■ Task brief
Once the pictures are set aside, transcribe the remaining data exactly.
------ Material for the task ------
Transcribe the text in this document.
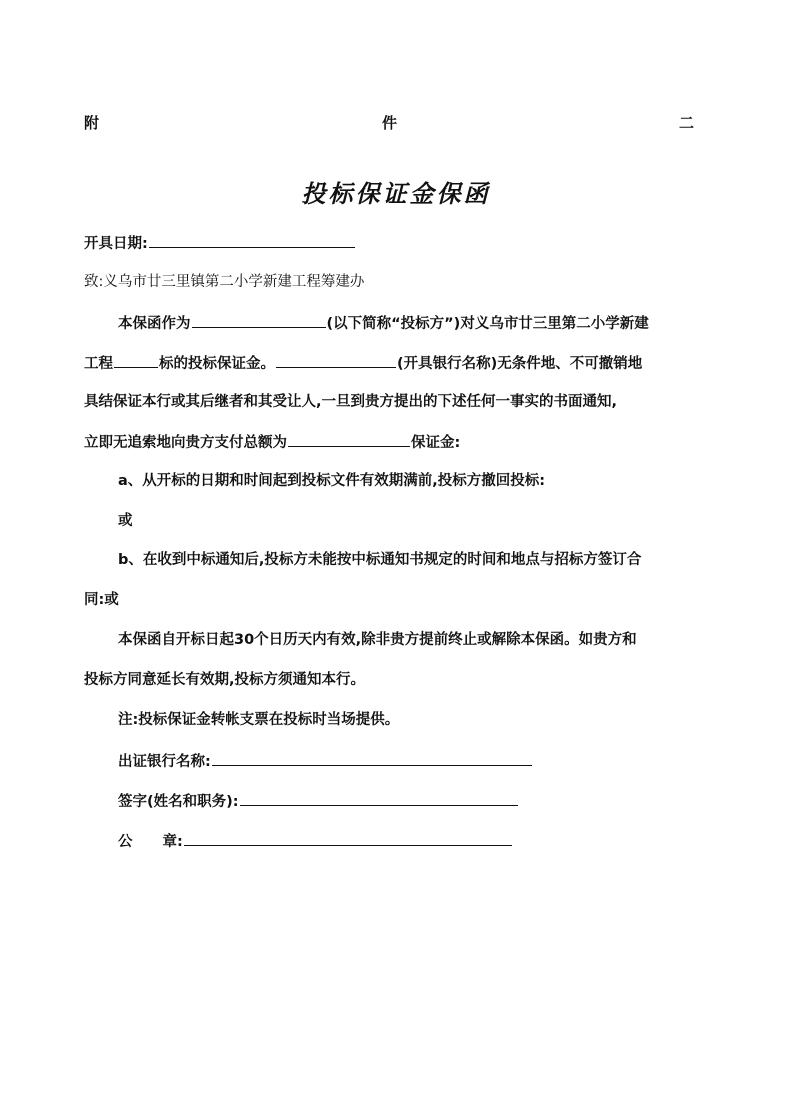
附	件	二
投标保证金保函
开具日期:
致:义乌市廿三里镇第二小学新建工程筹建办
本保函作为	(以下简称“投标方”)对义乌市廿三里第二小学新建
工程	标的投标保证金。	(开具银行名称)无条件地、不可撤销地
具结保证本行或其后继者和其受让人,一旦到贵方提出的下述任何一事实的书面通知,
立即无追索地向贵方支付总额为	保证金:
a、从开标的日期和时间起到投标文件有效期满前,投标方撤回投标:
或
b、在收到中标通知后,投标方未能按中标通知书规定的时间和地点与招标方签订合
同:或
本保函自开标日起30个日历天内有效,除非贵方提前终止或解除本保函。如贵方和
投标方同意延长有效期,投标方须通知本行。
注:投标保证金转帐支票在投标时当场提供。
出证银行名称:
签字(姓名和职务):
公 章:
------
■ The reply
Transcribe the text in this document.
附	件	二
投标保证金保函
开具日期:
致:义乌市廿三里镇第二小学新建工程筹建办
本保函作为	(以下简称“投标方”)对义乌市廿三里第二小学新建
工程	标的投标保证金。	(开具银行名称)无条件地、不可撤销地
具结保证本行或其后继者和其受让人,一旦到贵方提出的下述任何一事实的书面通知,
立即无追索地向贵方支付总额为	保证金:
a、从开标的日期和时间起到投标文件有效期满前,投标方撤回投标:
或
b、在收到中标通知后,投标方未能按中标通知书规定的时间和地点与招标方签订合
同:或
本保函自开标日起30个日历天内有效,除非贵方提前终止或解除本保函。如贵方和
投标方同意延长有效期,投标方须通知本行。
注:投标保证金转帐支票在投标时当场提供。
出证银行名称:
签字(姓名和职务):
公 章:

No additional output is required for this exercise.